Records excerpted from a collection
===

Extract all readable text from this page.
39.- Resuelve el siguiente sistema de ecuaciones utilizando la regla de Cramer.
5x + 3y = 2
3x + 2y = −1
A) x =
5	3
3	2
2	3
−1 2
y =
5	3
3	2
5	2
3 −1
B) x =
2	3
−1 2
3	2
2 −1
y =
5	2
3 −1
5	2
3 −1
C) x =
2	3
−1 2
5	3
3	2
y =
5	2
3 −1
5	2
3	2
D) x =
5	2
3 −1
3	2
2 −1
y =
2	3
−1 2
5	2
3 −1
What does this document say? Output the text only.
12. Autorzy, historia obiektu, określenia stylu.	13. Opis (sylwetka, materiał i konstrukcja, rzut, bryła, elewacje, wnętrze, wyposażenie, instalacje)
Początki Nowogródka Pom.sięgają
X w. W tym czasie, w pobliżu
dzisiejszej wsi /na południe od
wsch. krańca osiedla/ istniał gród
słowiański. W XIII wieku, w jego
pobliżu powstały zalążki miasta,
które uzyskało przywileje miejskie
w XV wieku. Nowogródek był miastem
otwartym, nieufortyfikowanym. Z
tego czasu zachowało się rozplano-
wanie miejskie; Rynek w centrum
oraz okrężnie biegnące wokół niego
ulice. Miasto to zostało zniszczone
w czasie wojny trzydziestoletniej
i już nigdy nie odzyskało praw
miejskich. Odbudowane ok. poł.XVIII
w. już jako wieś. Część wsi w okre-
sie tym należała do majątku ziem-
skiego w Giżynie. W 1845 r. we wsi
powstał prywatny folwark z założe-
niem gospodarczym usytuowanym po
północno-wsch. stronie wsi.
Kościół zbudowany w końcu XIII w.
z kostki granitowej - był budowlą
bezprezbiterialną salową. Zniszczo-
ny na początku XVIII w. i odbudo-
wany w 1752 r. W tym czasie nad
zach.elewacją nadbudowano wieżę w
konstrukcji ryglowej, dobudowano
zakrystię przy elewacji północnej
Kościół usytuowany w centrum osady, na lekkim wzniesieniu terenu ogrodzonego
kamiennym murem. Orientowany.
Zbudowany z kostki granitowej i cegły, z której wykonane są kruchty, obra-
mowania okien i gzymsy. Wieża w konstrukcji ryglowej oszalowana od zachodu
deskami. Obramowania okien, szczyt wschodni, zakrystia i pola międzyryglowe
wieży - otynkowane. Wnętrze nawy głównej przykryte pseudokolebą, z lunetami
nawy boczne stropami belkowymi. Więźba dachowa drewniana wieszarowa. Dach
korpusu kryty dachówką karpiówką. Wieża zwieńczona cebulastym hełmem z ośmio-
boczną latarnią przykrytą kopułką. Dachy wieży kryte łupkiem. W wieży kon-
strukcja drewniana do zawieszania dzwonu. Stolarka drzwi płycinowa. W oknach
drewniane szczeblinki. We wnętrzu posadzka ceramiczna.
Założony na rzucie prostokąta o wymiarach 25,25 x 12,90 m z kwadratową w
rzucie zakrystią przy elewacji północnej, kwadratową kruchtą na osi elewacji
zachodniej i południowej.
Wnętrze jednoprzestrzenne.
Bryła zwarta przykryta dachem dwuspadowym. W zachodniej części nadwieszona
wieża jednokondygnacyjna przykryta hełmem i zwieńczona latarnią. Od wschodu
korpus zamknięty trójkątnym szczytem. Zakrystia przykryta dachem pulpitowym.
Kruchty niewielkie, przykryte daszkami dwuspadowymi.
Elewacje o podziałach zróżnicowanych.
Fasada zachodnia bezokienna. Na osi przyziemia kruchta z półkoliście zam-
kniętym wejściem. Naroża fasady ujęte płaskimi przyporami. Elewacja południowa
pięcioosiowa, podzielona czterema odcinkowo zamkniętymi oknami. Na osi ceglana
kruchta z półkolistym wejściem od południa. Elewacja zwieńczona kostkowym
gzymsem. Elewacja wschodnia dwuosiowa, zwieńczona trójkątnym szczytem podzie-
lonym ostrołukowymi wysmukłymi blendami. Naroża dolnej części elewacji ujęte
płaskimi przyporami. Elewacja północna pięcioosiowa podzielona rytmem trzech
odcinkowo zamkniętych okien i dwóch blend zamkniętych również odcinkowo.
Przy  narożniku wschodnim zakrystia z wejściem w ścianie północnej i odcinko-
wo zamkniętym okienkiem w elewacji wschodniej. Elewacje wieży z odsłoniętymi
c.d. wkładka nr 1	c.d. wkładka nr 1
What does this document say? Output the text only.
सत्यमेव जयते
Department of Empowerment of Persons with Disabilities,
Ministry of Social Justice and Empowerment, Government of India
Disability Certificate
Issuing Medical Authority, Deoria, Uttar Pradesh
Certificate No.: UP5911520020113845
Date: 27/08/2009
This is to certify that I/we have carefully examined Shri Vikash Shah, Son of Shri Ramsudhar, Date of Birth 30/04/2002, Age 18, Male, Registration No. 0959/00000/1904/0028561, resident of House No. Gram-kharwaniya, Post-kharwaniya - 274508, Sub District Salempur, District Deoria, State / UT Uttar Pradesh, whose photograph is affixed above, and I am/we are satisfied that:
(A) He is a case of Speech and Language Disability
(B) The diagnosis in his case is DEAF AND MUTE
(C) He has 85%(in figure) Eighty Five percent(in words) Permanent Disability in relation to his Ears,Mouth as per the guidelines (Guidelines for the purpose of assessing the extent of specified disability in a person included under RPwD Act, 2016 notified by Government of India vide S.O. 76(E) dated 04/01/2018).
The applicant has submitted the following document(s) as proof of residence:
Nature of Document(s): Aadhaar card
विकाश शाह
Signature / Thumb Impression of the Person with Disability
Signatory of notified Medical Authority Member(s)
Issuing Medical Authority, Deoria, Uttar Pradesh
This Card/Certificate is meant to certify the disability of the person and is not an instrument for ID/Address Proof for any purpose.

===

> _Task statement_
Across the preceding material, how many lines contain the word "with"? State the number alone.

> _Reply_
2